▸ **WHAT IS EXPECTED**
Present the data once more in exactly its original form.

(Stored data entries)
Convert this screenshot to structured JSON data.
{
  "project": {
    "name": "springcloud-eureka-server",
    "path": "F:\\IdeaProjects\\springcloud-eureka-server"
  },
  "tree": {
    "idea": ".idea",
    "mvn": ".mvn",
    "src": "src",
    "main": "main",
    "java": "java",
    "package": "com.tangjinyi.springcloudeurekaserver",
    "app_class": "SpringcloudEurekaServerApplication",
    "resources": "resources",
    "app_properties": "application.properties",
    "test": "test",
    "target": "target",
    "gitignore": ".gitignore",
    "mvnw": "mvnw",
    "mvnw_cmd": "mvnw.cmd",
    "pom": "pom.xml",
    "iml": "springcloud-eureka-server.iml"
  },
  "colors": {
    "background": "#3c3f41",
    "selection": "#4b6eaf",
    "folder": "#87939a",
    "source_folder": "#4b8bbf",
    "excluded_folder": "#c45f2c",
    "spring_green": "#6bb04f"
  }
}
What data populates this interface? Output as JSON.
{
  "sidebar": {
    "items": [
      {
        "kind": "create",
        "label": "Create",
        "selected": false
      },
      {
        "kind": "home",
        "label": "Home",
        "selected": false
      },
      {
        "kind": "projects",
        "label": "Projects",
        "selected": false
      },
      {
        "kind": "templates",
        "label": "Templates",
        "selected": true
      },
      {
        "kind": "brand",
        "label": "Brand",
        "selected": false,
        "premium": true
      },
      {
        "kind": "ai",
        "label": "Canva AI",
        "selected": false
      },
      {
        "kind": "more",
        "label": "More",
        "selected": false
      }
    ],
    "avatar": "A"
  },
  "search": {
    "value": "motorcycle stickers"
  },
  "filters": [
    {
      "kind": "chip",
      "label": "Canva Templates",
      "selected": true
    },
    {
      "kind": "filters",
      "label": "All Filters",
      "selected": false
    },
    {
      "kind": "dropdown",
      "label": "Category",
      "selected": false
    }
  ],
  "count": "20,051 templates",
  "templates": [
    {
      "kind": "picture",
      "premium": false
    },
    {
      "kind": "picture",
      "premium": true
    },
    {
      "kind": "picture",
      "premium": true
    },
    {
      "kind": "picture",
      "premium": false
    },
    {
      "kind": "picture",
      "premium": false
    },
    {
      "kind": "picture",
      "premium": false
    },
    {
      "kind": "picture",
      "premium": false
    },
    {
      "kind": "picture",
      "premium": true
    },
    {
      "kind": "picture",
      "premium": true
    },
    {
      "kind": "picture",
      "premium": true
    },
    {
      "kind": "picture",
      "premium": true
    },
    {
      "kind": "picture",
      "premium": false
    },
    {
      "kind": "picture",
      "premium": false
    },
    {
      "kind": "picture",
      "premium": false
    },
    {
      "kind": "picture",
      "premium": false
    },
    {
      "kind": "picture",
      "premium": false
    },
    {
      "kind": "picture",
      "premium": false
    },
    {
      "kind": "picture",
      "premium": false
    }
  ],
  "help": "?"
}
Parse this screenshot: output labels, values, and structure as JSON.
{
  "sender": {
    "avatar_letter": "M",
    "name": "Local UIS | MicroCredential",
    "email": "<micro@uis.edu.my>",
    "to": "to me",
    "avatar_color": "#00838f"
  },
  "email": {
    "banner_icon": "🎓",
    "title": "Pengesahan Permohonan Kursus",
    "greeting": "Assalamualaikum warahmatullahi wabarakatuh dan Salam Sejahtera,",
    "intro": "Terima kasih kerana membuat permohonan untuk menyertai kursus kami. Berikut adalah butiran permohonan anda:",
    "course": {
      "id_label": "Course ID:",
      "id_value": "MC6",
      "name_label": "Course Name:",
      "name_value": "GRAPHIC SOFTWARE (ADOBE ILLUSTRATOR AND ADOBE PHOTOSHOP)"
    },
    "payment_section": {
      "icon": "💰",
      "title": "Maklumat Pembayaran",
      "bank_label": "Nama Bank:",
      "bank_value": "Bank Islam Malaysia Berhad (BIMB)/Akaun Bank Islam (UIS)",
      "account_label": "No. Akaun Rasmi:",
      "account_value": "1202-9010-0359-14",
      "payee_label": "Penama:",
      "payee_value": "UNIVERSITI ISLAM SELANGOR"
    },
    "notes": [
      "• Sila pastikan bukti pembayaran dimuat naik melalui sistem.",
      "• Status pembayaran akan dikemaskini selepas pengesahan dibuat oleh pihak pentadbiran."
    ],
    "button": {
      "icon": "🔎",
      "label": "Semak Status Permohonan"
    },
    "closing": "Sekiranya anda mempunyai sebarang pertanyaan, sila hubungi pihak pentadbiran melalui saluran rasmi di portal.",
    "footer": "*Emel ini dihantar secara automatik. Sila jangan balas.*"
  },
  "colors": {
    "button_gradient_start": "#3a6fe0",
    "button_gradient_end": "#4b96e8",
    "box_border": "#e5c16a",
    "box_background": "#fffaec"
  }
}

▸ **RESULT OF THIS TASK**
Convert this screenshot to structured JSON data.
{
  "project": {
    "name": "springcloud-eureka-server",
    "path": "F:\\IdeaProjects\\springcloud-eureka-server"
  },
  "tree": {
    "idea": ".idea",
    "mvn": ".mvn",
    "src": "src",
    "main": "main",
    "java": "java",
    "package": "com.tangjinyi.springcloudeurekaserver",
    "app_class": "SpringcloudEurekaServerApplication",
    "resources": "resources",
    "app_properties": "application.properties",
    "test": "test",
    "target": "target",
    "gitignore": ".gitignore",
    "mvnw": "mvnw",
    "mvnw_cmd": "mvnw.cmd",
    "pom": "pom.xml",
    "iml": "springcloud-eureka-server.iml"
  },
  "colors": {
    "background": "#3c3f41",
    "selection": "#4b6eaf",
    "folder": "#87939a",
    "source_folder": "#4b8bbf",
    "excluded_folder": "#c45f2c",
    "spring_green": "#6bb04f"
  }
}
What data populates this interface? Output as JSON.
{
  "sidebar": {
    "items": [
      {
        "kind": "create",
        "label": "Create",
        "selected": false
      },
      {
        "kind": "home",
        "label": "Home",
        "selected": false
      },
      {
        "kind": "projects",
        "label": "Projects",
        "selected": false
      },
      {
        "kind": "templates",
        "label": "Templates",
        "selected": true
      },
      {
        "kind": "brand",
        "label": "Brand",
        "selected": false,
        "premium": true
      },
      {
        "kind": "ai",
        "label": "Canva AI",
        "selected": false
      },
      {
        "kind": "more",
        "label": "More",
        "selected": false
      }
    ],
    "avatar": "A"
  },
  "search": {
    "value": "motorcycle stickers"
  },
  "filters": [
    {
      "kind": "chip",
      "label": "Canva Templates",
      "selected": true
    },
    {
      "kind": "filters",
      "label": "All Filters",
      "selected": false
    },
    {
      "kind": "dropdown",
      "label": "Category",
      "selected": false
    }
  ],
  "count": "20,051 templates",
  "templates": [
    {
      "kind": "picture",
      "premium": false
    },
    {
      "kind": "picture",
      "premium": true
    },
    {
      "kind": "picture",
      "premium": true
    },
    {
      "kind": "picture",
      "premium": false
    },
    {
      "kind": "picture",
      "premium": false
    },
    {
      "kind": "picture",
      "premium": false
    },
    {
      "kind": "picture",
      "premium": false
    },
    {
      "kind": "picture",
      "premium": true
    },
    {
      "kind": "picture",
      "premium": true
    },
    {
      "kind": "picture",
      "premium": true
    },
    {
      "kind": "picture",
      "premium": true
    },
    {
      "kind": "picture",
      "premium": false
    },
    {
      "kind": "picture",
      "premium": false
    },
    {
      "kind": "picture",
      "premium": false
    },
    {
      "kind": "picture",
      "premium": false
    },
    {
      "kind": "picture",
      "premium": false
    },
    {
      "kind": "picture",
      "premium": false
    },
    {
      "kind": "picture",
      "premium": false
    }
  ],
  "help": "?"
}
Parse this screenshot: output labels, values, and structure as JSON.
{
  "sender": {
    "avatar_letter": "M",
    "name": "Local UIS | MicroCredential",
    "email": "<micro@uis.edu.my>",
    "to": "to me",
    "avatar_color": "#00838f"
  },
  "email": {
    "banner_icon": "🎓",
    "title": "Pengesahan Permohonan Kursus",
    "greeting": "Assalamualaikum warahmatullahi wabarakatuh dan Salam Sejahtera,",
    "intro": "Terima kasih kerana membuat permohonan untuk menyertai kursus kami. Berikut adalah butiran permohonan anda:",
    "course": {
      "id_label": "Course ID:",
      "id_value": "MC6",
      "name_label": "Course Name:",
      "name_value": "GRAPHIC SOFTWARE (ADOBE ILLUSTRATOR AND ADOBE PHOTOSHOP)"
    },
    "payment_section": {
      "icon": "💰",
      "title": "Maklumat Pembayaran",
      "bank_label": "Nama Bank:",
      "bank_value": "Bank Islam Malaysia Berhad (BIMB)/Akaun Bank Islam (UIS)",
      "account_label": "No. Akaun Rasmi:",
      "account_value": "1202-9010-0359-14",
      "payee_label": "Penama:",
      "payee_value": "UNIVERSITI ISLAM SELANGOR"
    },
    "notes": [
      "• Sila pastikan bukti pembayaran dimuat naik melalui sistem.",
      "• Status pembayaran akan dikemaskini selepas pengesahan dibuat oleh pihak pentadbiran."
    ],
    "button": {
      "icon": "🔎",
      "label": "Semak Status Permohonan"
    },
    "closing": "Sekiranya anda mempunyai sebarang pertanyaan, sila hubungi pihak pentadbiran melalui saluran rasmi di portal.",
    "footer": "*Emel ini dihantar secara automatik. Sila jangan balas.*"
  },
  "colors": {
    "button_gradient_start": "#3a6fe0",
    "button_gradient_end": "#4b96e8",
    "box_border": "#e5c16a",
    "box_background": "#fffaec"
  }
}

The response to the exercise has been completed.